__REQUIRED WORK__: Copy every record word for word.

__DATA FOR PROCESSING__:
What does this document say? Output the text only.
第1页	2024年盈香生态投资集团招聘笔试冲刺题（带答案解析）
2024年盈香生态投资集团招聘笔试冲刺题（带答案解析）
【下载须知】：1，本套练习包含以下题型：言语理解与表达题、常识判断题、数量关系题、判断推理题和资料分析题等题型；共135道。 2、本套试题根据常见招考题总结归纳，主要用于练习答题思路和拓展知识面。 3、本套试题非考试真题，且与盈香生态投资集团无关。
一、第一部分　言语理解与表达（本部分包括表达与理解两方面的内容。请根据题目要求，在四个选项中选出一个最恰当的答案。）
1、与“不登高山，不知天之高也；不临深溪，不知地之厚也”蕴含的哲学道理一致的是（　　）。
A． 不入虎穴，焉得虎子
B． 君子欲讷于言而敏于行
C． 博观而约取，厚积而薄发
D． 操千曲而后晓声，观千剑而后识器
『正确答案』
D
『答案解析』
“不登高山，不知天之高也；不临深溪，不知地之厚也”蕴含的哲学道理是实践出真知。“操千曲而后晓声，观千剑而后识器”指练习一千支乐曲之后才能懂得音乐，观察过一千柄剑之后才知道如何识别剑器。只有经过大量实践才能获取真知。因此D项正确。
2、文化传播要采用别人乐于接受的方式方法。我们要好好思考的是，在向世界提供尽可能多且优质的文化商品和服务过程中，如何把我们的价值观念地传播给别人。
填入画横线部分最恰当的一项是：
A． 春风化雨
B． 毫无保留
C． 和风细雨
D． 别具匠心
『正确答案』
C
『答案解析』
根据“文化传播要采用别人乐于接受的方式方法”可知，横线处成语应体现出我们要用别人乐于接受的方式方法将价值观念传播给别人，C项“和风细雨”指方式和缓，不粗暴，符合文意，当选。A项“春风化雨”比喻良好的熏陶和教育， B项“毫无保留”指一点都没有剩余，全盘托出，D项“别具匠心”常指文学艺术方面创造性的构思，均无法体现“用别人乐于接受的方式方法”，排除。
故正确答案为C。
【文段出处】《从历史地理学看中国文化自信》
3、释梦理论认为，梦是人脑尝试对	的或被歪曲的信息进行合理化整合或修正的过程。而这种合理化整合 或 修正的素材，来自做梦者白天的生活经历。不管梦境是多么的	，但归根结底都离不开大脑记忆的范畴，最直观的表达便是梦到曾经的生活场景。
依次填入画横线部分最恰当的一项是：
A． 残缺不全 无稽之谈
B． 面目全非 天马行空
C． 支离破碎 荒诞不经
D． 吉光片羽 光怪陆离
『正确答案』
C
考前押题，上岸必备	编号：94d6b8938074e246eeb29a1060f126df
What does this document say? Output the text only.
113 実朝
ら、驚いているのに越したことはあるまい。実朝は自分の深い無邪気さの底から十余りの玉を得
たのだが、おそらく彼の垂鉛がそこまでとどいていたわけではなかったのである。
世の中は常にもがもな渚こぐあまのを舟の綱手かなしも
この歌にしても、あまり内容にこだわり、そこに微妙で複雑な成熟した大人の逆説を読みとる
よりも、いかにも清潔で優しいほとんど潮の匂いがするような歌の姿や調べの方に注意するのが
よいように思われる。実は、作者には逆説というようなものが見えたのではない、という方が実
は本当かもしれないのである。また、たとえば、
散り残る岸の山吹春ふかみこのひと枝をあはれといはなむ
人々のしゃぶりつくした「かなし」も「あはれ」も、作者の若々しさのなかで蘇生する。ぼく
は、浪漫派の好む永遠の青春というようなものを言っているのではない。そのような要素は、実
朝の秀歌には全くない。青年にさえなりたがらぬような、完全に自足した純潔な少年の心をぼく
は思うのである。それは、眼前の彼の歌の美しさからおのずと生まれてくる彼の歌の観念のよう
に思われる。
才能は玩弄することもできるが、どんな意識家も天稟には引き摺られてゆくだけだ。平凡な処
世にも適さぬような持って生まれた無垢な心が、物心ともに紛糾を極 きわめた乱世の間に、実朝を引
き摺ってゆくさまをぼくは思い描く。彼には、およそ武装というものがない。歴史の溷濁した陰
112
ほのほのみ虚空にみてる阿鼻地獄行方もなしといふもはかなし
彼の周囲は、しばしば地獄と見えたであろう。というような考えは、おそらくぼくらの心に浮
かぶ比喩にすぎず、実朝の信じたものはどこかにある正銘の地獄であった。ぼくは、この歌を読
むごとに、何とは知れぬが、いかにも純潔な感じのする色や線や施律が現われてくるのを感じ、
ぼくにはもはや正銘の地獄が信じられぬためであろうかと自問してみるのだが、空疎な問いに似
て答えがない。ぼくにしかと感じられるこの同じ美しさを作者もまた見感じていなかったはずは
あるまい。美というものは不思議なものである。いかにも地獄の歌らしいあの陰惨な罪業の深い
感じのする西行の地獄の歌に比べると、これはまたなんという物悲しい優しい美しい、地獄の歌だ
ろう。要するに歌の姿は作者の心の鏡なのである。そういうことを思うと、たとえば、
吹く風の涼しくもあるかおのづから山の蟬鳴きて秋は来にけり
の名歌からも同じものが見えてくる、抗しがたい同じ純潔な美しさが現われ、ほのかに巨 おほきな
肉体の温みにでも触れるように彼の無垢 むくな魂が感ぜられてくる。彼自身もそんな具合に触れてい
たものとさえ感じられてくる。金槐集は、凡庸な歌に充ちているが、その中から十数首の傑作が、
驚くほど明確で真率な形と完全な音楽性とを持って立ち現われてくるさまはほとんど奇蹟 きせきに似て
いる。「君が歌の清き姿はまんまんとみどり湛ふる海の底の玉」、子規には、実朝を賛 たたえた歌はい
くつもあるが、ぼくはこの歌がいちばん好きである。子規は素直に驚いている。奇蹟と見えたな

__COMPLETED EXERCISE__:
What does this document say? Output the text only.
第1页	2024年盈香生态投资集团招聘笔试冲刺题（带答案解析）
2024年盈香生态投资集团招聘笔试冲刺题（带答案解析）
【下载须知】：1，本套练习包含以下题型：言语理解与表达题、常识判断题、数量关系题、判断推理题和资料分析题等题型；共135道。 2、本套试题根据常见招考题总结归纳，主要用于练习答题思路和拓展知识面。 3、本套试题非考试真题，且与盈香生态投资集团无关。
一、第一部分　言语理解与表达（本部分包括表达与理解两方面的内容。请根据题目要求，在四个选项中选出一个最恰当的答案。）
1、与“不登高山，不知天之高也；不临深溪，不知地之厚也”蕴含的哲学道理一致的是（　　）。
A． 不入虎穴，焉得虎子
B． 君子欲讷于言而敏于行
C． 博观而约取，厚积而薄发
D． 操千曲而后晓声，观千剑而后识器
『正确答案』
D
『答案解析』
“不登高山，不知天之高也；不临深溪，不知地之厚也”蕴含的哲学道理是实践出真知。“操千曲而后晓声，观千剑而后识器”指练习一千支乐曲之后才能懂得音乐，观察过一千柄剑之后才知道如何识别剑器。只有经过大量实践才能获取真知。因此D项正确。
2、文化传播要采用别人乐于接受的方式方法。我们要好好思考的是，在向世界提供尽可能多且优质的文化商品和服务过程中，如何把我们的价值观念地传播给别人。
填入画横线部分最恰当的一项是：
A． 春风化雨
B． 毫无保留
C． 和风细雨
D． 别具匠心
『正确答案』
C
『答案解析』
根据“文化传播要采用别人乐于接受的方式方法”可知，横线处成语应体现出我们要用别人乐于接受的方式方法将价值观念传播给别人，C项“和风细雨”指方式和缓，不粗暴，符合文意，当选。A项“春风化雨”比喻良好的熏陶和教育， B项“毫无保留”指一点都没有剩余，全盘托出，D项“别具匠心”常指文学艺术方面创造性的构思，均无法体现“用别人乐于接受的方式方法”，排除。
故正确答案为C。
【文段出处】《从历史地理学看中国文化自信》
3、释梦理论认为，梦是人脑尝试对	的或被歪曲的信息进行合理化整合或修正的过程。而这种合理化整合 或 修正的素材，来自做梦者白天的生活经历。不管梦境是多么的	，但归根结底都离不开大脑记忆的范畴，最直观的表达便是梦到曾经的生活场景。
依次填入画横线部分最恰当的一项是：
A． 残缺不全 无稽之谈
B． 面目全非 天马行空
C． 支离破碎 荒诞不经
D． 吉光片羽 光怪陆离
『正确答案』
C
考前押题，上岸必备	编号：94d6b8938074e246eeb29a1060f126df
What does this document say? Output the text only.
113 実朝
ら、驚いているのに越したことはあるまい。実朝は自分の深い無邪気さの底から十余りの玉を得
たのだが、おそらく彼の垂鉛がそこまでとどいていたわけではなかったのである。
世の中は常にもがもな渚こぐあまのを舟の綱手かなしも
この歌にしても、あまり内容にこだわり、そこに微妙で複雑な成熟した大人の逆説を読みとる
よりも、いかにも清潔で優しいほとんど潮の匂いがするような歌の姿や調べの方に注意するのが
よいように思われる。実は、作者には逆説というようなものが見えたのではない、という方が実
は本当かもしれないのである。また、たとえば、
散り残る岸の山吹春ふかみこのひと枝をあはれといはなむ
人々のしゃぶりつくした「かなし」も「あはれ」も、作者の若々しさのなかで蘇生する。ぼく
は、浪漫派の好む永遠の青春というようなものを言っているのではない。そのような要素は、実
朝の秀歌には全くない。青年にさえなりたがらぬような、完全に自足した純潔な少年の心をぼく
は思うのである。それは、眼前の彼の歌の美しさからおのずと生まれてくる彼の歌の観念のよう
に思われる。
才能は玩弄することもできるが、どんな意識家も天稟には引き摺られてゆくだけだ。平凡な処
世にも適さぬような持って生まれた無垢な心が、物心ともに紛糾を極 きわめた乱世の間に、実朝を引
き摺ってゆくさまをぼくは思い描く。彼には、およそ武装というものがない。歴史の溷濁した陰
112
ほのほのみ虚空にみてる阿鼻地獄行方もなしといふもはかなし
彼の周囲は、しばしば地獄と見えたであろう。というような考えは、おそらくぼくらの心に浮
かぶ比喩にすぎず、実朝の信じたものはどこかにある正銘の地獄であった。ぼくは、この歌を読
むごとに、何とは知れぬが、いかにも純潔な感じのする色や線や施律が現われてくるのを感じ、
ぼくにはもはや正銘の地獄が信じられぬためであろうかと自問してみるのだが、空疎な問いに似
て答えがない。ぼくにしかと感じられるこの同じ美しさを作者もまた見感じていなかったはずは
あるまい。美というものは不思議なものである。いかにも地獄の歌らしいあの陰惨な罪業の深い
感じのする西行の地獄の歌に比べると、これはまたなんという物悲しい優しい美しい、地獄の歌だ
ろう。要するに歌の姿は作者の心の鏡なのである。そういうことを思うと、たとえば、
吹く風の涼しくもあるかおのづから山の蟬鳴きて秋は来にけり
の名歌からも同じものが見えてくる、抗しがたい同じ純潔な美しさが現われ、ほのかに巨 おほきな
肉体の温みにでも触れるように彼の無垢 むくな魂が感ぜられてくる。彼自身もそんな具合に触れてい
たものとさえ感じられてくる。金槐集は、凡庸な歌に充ちているが、その中から十数首の傑作が、
驚くほど明確で真率な形と完全な音楽性とを持って立ち現われてくるさまはほとんど奇蹟 きせきに似て
いる。「君が歌の清き姿はまんまんとみどり湛ふる海の底の玉」、子規には、実朝を賛 たたえた歌はい
くつもあるが、ぼくはこの歌がいちばん好きである。子規は素直に驚いている。奇蹟と見えたな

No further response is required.